Task instructions. Your job is to restate each entry word for word.

Data records.
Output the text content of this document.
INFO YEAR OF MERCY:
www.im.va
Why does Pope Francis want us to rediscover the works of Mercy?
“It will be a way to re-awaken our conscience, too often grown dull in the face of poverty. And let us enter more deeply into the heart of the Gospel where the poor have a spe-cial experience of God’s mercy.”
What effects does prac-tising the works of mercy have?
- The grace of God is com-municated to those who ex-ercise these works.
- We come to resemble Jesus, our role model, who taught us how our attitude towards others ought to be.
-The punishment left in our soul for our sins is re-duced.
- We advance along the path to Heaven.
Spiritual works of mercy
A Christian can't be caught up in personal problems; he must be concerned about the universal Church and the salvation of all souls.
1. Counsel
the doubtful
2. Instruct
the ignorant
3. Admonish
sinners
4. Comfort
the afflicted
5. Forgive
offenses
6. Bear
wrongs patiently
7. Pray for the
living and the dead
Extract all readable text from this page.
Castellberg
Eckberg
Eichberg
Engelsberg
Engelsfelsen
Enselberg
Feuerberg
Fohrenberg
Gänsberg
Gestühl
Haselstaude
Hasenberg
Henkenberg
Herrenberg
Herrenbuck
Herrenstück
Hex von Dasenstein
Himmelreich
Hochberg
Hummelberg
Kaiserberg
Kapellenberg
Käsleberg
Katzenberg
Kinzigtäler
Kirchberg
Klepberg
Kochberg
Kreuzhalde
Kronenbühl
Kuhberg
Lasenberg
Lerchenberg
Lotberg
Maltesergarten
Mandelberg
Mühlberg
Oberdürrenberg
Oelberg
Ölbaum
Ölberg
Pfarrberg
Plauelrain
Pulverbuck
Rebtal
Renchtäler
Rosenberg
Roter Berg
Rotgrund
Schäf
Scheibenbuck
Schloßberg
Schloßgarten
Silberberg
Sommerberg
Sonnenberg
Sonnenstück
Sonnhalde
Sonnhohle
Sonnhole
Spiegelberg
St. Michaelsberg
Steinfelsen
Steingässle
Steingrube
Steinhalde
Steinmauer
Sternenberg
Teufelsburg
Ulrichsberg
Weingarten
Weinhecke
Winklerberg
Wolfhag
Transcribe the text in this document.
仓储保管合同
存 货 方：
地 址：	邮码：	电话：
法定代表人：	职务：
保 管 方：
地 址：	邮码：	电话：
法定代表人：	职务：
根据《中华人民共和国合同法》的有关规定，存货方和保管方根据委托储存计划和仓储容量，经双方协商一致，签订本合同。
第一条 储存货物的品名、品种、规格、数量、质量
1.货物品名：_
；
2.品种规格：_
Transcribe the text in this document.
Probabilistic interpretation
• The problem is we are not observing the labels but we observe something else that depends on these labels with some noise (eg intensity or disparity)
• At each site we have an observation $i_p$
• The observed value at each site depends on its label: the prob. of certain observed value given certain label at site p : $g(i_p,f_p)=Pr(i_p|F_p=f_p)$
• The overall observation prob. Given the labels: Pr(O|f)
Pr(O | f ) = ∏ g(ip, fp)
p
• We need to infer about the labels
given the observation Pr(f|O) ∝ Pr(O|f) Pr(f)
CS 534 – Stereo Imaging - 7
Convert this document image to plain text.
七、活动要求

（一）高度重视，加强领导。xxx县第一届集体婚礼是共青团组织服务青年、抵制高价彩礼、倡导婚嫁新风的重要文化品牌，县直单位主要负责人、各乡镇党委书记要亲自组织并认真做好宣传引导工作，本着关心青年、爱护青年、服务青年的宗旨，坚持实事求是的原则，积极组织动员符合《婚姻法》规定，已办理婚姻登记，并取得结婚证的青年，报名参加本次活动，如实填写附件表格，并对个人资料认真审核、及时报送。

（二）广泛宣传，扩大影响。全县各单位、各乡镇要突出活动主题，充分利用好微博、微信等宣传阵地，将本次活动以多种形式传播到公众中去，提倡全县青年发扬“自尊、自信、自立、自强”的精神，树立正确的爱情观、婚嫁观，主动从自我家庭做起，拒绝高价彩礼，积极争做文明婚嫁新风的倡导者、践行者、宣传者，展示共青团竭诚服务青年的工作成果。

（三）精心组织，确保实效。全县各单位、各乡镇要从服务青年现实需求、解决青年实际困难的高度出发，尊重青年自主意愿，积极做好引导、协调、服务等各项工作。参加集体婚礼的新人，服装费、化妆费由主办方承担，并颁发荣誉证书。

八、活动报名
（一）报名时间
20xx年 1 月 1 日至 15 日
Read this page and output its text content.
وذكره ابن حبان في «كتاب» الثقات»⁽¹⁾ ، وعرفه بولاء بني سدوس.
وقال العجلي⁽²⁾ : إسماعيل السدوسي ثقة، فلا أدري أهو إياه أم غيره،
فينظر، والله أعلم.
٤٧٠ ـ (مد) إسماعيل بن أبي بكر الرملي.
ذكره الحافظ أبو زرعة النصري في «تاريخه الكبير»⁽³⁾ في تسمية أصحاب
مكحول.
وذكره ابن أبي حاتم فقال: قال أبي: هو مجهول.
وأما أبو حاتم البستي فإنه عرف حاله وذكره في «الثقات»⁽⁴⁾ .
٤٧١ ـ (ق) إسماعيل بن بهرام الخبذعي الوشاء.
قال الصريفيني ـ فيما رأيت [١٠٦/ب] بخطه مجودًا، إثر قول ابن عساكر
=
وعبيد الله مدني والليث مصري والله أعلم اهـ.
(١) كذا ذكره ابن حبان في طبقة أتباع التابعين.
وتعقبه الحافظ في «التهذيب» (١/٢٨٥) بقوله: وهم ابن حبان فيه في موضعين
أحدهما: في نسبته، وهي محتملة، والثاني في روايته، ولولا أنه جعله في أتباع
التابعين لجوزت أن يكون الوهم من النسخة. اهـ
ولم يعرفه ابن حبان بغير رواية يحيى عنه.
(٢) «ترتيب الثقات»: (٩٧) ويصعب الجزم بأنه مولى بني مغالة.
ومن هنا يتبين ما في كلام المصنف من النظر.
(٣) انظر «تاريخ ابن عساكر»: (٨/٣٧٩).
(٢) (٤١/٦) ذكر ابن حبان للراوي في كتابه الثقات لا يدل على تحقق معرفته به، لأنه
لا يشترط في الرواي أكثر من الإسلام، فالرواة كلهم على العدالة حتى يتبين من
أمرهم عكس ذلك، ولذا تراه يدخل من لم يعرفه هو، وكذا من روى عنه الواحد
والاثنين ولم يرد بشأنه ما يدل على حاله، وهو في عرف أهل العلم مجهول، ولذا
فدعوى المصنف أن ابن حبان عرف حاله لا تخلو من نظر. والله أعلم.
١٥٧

Reply to the exercise.
Output the text content of this document.
INFO YEAR OF MERCY:
www.im.va
Why does Pope Francis want us to rediscover the works of Mercy?
“It will be a way to re-awaken our conscience, too often grown dull in the face of poverty. And let us enter more deeply into the heart of the Gospel where the poor have a spe-cial experience of God’s mercy.”
What effects does prac-tising the works of mercy have?
- The grace of God is com-municated to those who ex-ercise these works.
- We come to resemble Jesus, our role model, who taught us how our attitude towards others ought to be.
-The punishment left in our soul for our sins is re-duced.
- We advance along the path to Heaven.
Spiritual works of mercy
A Christian can't be caught up in personal problems; he must be concerned about the universal Church and the salvation of all souls.
1. Counsel
the doubtful
2. Instruct
the ignorant
3. Admonish
sinners
4. Comfort
the afflicted
5. Forgive
offenses
6. Bear
wrongs patiently
7. Pray for the
living and the dead
Extract all readable text from this page.
Castellberg
Eckberg
Eichberg
Engelsberg
Engelsfelsen
Enselberg
Feuerberg
Fohrenberg
Gänsberg
Gestühl
Haselstaude
Hasenberg
Henkenberg
Herrenberg
Herrenbuck
Herrenstück
Hex von Dasenstein
Himmelreich
Hochberg
Hummelberg
Kaiserberg
Kapellenberg
Käsleberg
Katzenberg
Kinzigtäler
Kirchberg
Klepberg
Kochberg
Kreuzhalde
Kronenbühl
Kuhberg
Lasenberg
Lerchenberg
Lotberg
Maltesergarten
Mandelberg
Mühlberg
Oberdürrenberg
Oelberg
Ölbaum
Ölberg
Pfarrberg
Plauelrain
Pulverbuck
Rebtal
Renchtäler
Rosenberg
Roter Berg
Rotgrund
Schäf
Scheibenbuck
Schloßberg
Schloßgarten
Silberberg
Sommerberg
Sonnenberg
Sonnenstück
Sonnhalde
Sonnhohle
Sonnhole
Spiegelberg
St. Michaelsberg
Steinfelsen
Steingässle
Steingrube
Steinhalde
Steinmauer
Sternenberg
Teufelsburg
Ulrichsberg
Weingarten
Weinhecke
Winklerberg
Wolfhag
Transcribe the text in this document.
仓储保管合同
存 货 方：
地 址：	邮码：	电话：
法定代表人：	职务：
保 管 方：
地 址：	邮码：	电话：
法定代表人：	职务：
根据《中华人民共和国合同法》的有关规定，存货方和保管方根据委托储存计划和仓储容量，经双方协商一致，签订本合同。
第一条 储存货物的品名、品种、规格、数量、质量
1.货物品名：_
；
2.品种规格：_
Transcribe the text in this document.
Probabilistic interpretation
• The problem is we are not observing the labels but we observe something else that depends on these labels with some noise (eg intensity or disparity)
• At each site we have an observation $i_p$
• The observed value at each site depends on its label: the prob. of certain observed value given certain label at site p : $g(i_p,f_p)=Pr(i_p|F_p=f_p)$
• The overall observation prob. Given the labels: Pr(O|f)
Pr(O | f ) = ∏ g(ip, fp)
p
• We need to infer about the labels
given the observation Pr(f|O) ∝ Pr(O|f) Pr(f)
CS 534 – Stereo Imaging - 7
Convert this document image to plain text.
七、活动要求

（一）高度重视，加强领导。xxx县第一届集体婚礼是共青团组织服务青年、抵制高价彩礼、倡导婚嫁新风的重要文化品牌，县直单位主要负责人、各乡镇党委书记要亲自组织并认真做好宣传引导工作，本着关心青年、爱护青年、服务青年的宗旨，坚持实事求是的原则，积极组织动员符合《婚姻法》规定，已办理婚姻登记，并取得结婚证的青年，报名参加本次活动，如实填写附件表格，并对个人资料认真审核、及时报送。

（二）广泛宣传，扩大影响。全县各单位、各乡镇要突出活动主题，充分利用好微博、微信等宣传阵地，将本次活动以多种形式传播到公众中去，提倡全县青年发扬“自尊、自信、自立、自强”的精神，树立正确的爱情观、婚嫁观，主动从自我家庭做起，拒绝高价彩礼，积极争做文明婚嫁新风的倡导者、践行者、宣传者，展示共青团竭诚服务青年的工作成果。

（三）精心组织，确保实效。全县各单位、各乡镇要从服务青年现实需求、解决青年实际困难的高度出发，尊重青年自主意愿，积极做好引导、协调、服务等各项工作。参加集体婚礼的新人，服装费、化妆费由主办方承担，并颁发荣誉证书。

八、活动报名
（一）报名时间
20xx年 1 月 1 日至 15 日
Read this page and output its text content.
وذكره ابن حبان في «كتاب» الثقات»⁽¹⁾ ، وعرفه بولاء بني سدوس.
وقال العجلي⁽²⁾ : إسماعيل السدوسي ثقة، فلا أدري أهو إياه أم غيره،
فينظر، والله أعلم.
٤٧٠ ـ (مد) إسماعيل بن أبي بكر الرملي.
ذكره الحافظ أبو زرعة النصري في «تاريخه الكبير»⁽³⁾ في تسمية أصحاب
مكحول.
وذكره ابن أبي حاتم فقال: قال أبي: هو مجهول.
وأما أبو حاتم البستي فإنه عرف حاله وذكره في «الثقات»⁽⁴⁾ .
٤٧١ ـ (ق) إسماعيل بن بهرام الخبذعي الوشاء.
قال الصريفيني ـ فيما رأيت [١٠٦/ب] بخطه مجودًا، إثر قول ابن عساكر
=
وعبيد الله مدني والليث مصري والله أعلم اهـ.
(١) كذا ذكره ابن حبان في طبقة أتباع التابعين.
وتعقبه الحافظ في «التهذيب» (١/٢٨٥) بقوله: وهم ابن حبان فيه في موضعين
أحدهما: في نسبته، وهي محتملة، والثاني في روايته، ولولا أنه جعله في أتباع
التابعين لجوزت أن يكون الوهم من النسخة. اهـ
ولم يعرفه ابن حبان بغير رواية يحيى عنه.
(٢) «ترتيب الثقات»: (٩٧) ويصعب الجزم بأنه مولى بني مغالة.
ومن هنا يتبين ما في كلام المصنف من النظر.
(٣) انظر «تاريخ ابن عساكر»: (٨/٣٧٩).
(٢) (٤١/٦) ذكر ابن حبان للراوي في كتابه الثقات لا يدل على تحقق معرفته به، لأنه
لا يشترط في الرواي أكثر من الإسلام، فالرواة كلهم على العدالة حتى يتبين من
أمرهم عكس ذلك، ولذا تراه يدخل من لم يعرفه هو، وكذا من روى عنه الواحد
والاثنين ولم يرد بشأنه ما يدل على حاله، وهو في عرف أهل العلم مجهول، ولذا
فدعوى المصنف أن ابن حبان عرف حاله لا تخلو من نظر. والله أعلم.
١٥٧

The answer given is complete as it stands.